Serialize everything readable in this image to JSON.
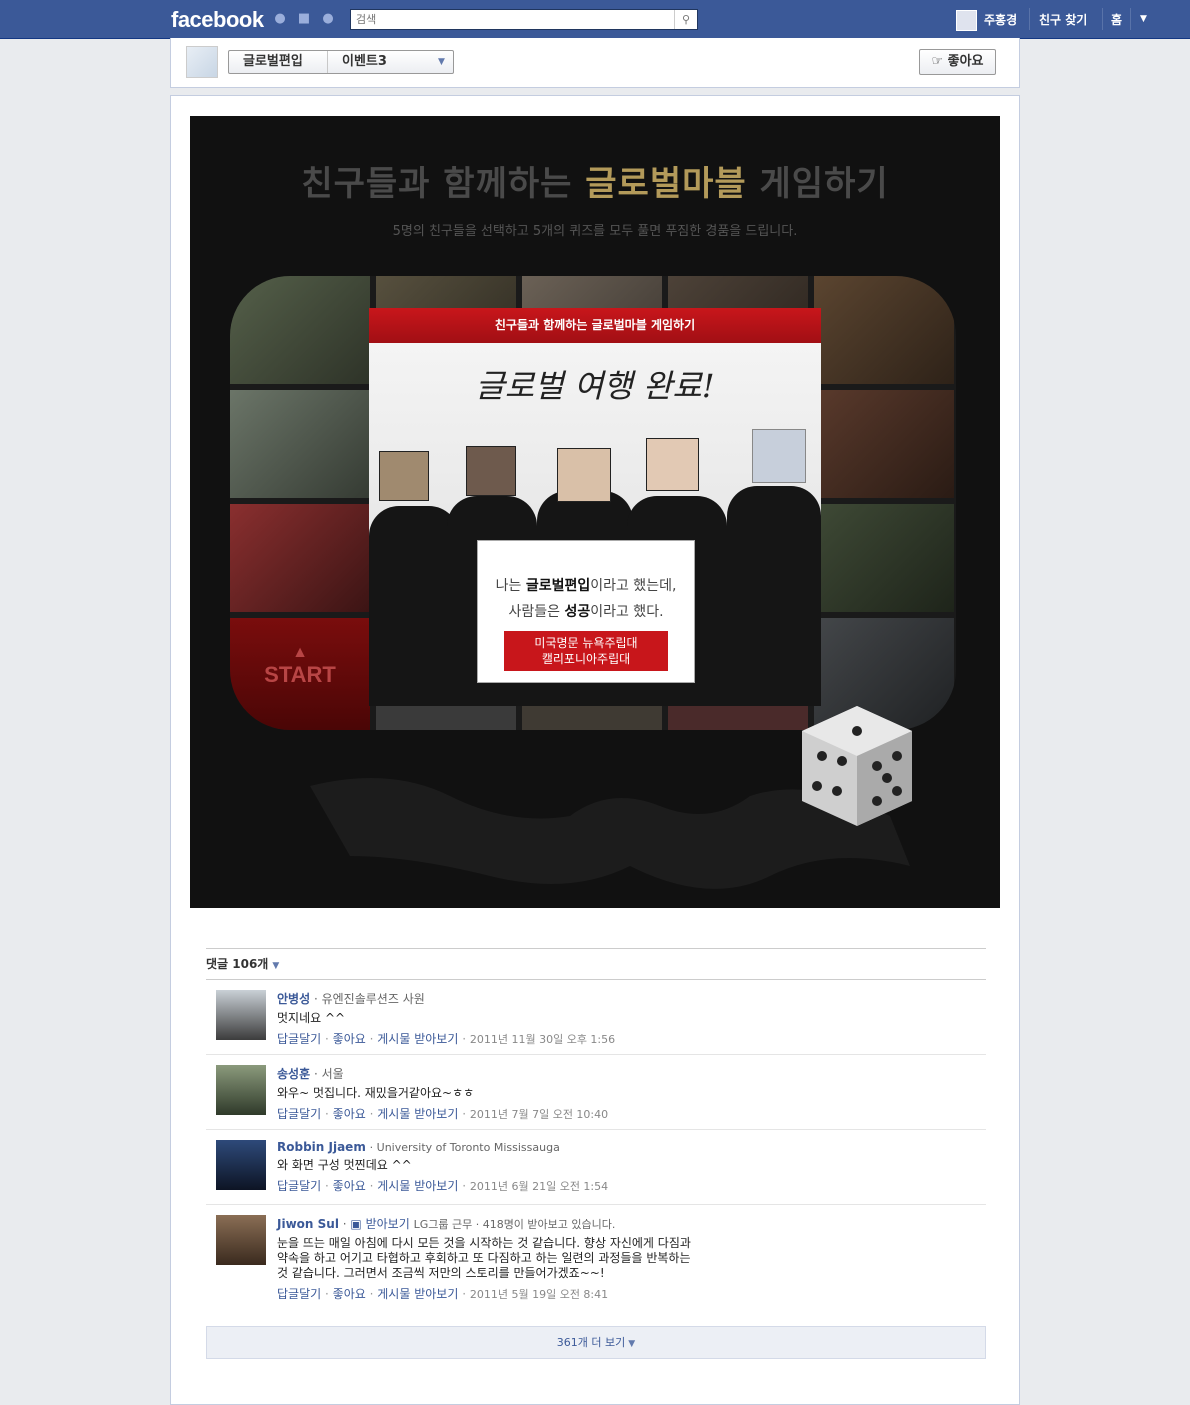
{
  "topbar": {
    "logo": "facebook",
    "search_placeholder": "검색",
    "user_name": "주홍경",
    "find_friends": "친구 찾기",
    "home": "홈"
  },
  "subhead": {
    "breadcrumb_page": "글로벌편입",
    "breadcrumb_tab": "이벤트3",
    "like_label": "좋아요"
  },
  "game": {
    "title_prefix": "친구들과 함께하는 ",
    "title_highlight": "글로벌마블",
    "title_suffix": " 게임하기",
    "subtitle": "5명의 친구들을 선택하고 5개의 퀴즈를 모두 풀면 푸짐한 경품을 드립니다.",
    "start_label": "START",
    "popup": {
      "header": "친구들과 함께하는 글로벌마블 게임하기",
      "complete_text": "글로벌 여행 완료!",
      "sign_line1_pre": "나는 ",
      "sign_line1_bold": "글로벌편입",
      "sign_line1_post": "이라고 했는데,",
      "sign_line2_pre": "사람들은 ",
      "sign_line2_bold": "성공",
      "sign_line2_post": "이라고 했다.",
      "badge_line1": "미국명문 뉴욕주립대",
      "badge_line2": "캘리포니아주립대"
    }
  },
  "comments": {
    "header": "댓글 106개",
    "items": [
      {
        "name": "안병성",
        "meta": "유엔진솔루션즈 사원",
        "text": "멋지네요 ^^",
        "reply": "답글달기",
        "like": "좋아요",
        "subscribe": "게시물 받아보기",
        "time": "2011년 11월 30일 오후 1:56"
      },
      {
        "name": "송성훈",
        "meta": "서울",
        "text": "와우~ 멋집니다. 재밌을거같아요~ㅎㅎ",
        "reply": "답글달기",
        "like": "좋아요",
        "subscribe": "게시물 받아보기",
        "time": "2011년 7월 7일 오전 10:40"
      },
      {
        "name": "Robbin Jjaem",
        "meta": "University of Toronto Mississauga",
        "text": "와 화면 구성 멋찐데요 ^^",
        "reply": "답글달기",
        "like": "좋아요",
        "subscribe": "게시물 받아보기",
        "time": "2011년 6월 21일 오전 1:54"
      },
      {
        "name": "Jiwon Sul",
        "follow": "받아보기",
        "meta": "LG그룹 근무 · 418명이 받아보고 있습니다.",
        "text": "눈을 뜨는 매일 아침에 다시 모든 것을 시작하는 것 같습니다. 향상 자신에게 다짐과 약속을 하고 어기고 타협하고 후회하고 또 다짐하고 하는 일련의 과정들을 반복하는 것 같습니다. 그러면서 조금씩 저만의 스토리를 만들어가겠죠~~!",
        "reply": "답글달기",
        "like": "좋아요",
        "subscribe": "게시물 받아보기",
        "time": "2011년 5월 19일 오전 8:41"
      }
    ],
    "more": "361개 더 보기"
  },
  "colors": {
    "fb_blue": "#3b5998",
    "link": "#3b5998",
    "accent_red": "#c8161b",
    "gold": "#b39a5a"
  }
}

+--

Copy out the listing exactly as it stands, but not the pictures.

Solution for this exercise:
Serialize everything readable in this image to JSON.
{
  "topbar": {
    "logo": "facebook",
    "search_placeholder": "검색",
    "user_name": "주홍경",
    "find_friends": "친구 찾기",
    "home": "홈"
  },
  "subhead": {
    "breadcrumb_page": "글로벌편입",
    "breadcrumb_tab": "이벤트3",
    "like_label": "좋아요"
  },
  "game": {
    "title_prefix": "친구들과 함께하는 ",
    "title_highlight": "글로벌마블",
    "title_suffix": " 게임하기",
    "subtitle": "5명의 친구들을 선택하고 5개의 퀴즈를 모두 풀면 푸짐한 경품을 드립니다.",
    "start_label": "START",
    "popup": {
      "header": "친구들과 함께하는 글로벌마블 게임하기",
      "complete_text": "글로벌 여행 완료!",
      "sign_line1_pre": "나는 ",
      "sign_line1_bold": "글로벌편입",
      "sign_line1_post": "이라고 했는데,",
      "sign_line2_pre": "사람들은 ",
      "sign_line2_bold": "성공",
      "sign_line2_post": "이라고 했다.",
      "badge_line1": "미국명문 뉴욕주립대",
      "badge_line2": "캘리포니아주립대"
    }
  },
  "comments": {
    "header": "댓글 106개",
    "items": [
      {
        "name": "안병성",
        "meta": "유엔진솔루션즈 사원",
        "text": "멋지네요 ^^",
        "reply": "답글달기",
        "like": "좋아요",
        "subscribe": "게시물 받아보기",
        "time": "2011년 11월 30일 오후 1:56"
      },
      {
        "name": "송성훈",
        "meta": "서울",
        "text": "와우~ 멋집니다. 재밌을거같아요~ㅎㅎ",
        "reply": "답글달기",
        "like": "좋아요",
        "subscribe": "게시물 받아보기",
        "time": "2011년 7월 7일 오전 10:40"
      },
      {
        "name": "Robbin Jjaem",
        "meta": "University of Toronto Mississauga",
        "text": "와 화면 구성 멋찐데요 ^^",
        "reply": "답글달기",
        "like": "좋아요",
        "subscribe": "게시물 받아보기",
        "time": "2011년 6월 21일 오전 1:54"
      },
      {
        "name": "Jiwon Sul",
        "follow": "받아보기",
        "meta": "LG그룹 근무 · 418명이 받아보고 있습니다.",
        "text": "눈을 뜨는 매일 아침에 다시 모든 것을 시작하는 것 같습니다. 향상 자신에게 다짐과 약속을 하고 어기고 타협하고 후회하고 또 다짐하고 하는 일련의 과정들을 반복하는 것 같습니다. 그러면서 조금씩 저만의 스토리를 만들어가겠죠~~!",
        "reply": "답글달기",
        "like": "좋아요",
        "subscribe": "게시물 받아보기",
        "time": "2011년 5월 19일 오전 8:41"
      }
    ],
    "more": "361개 더 보기"
  },
  "colors": {
    "fb_blue": "#3b5998",
    "link": "#3b5998",
    "accent_red": "#c8161b",
    "gold": "#b39a5a"
  }
}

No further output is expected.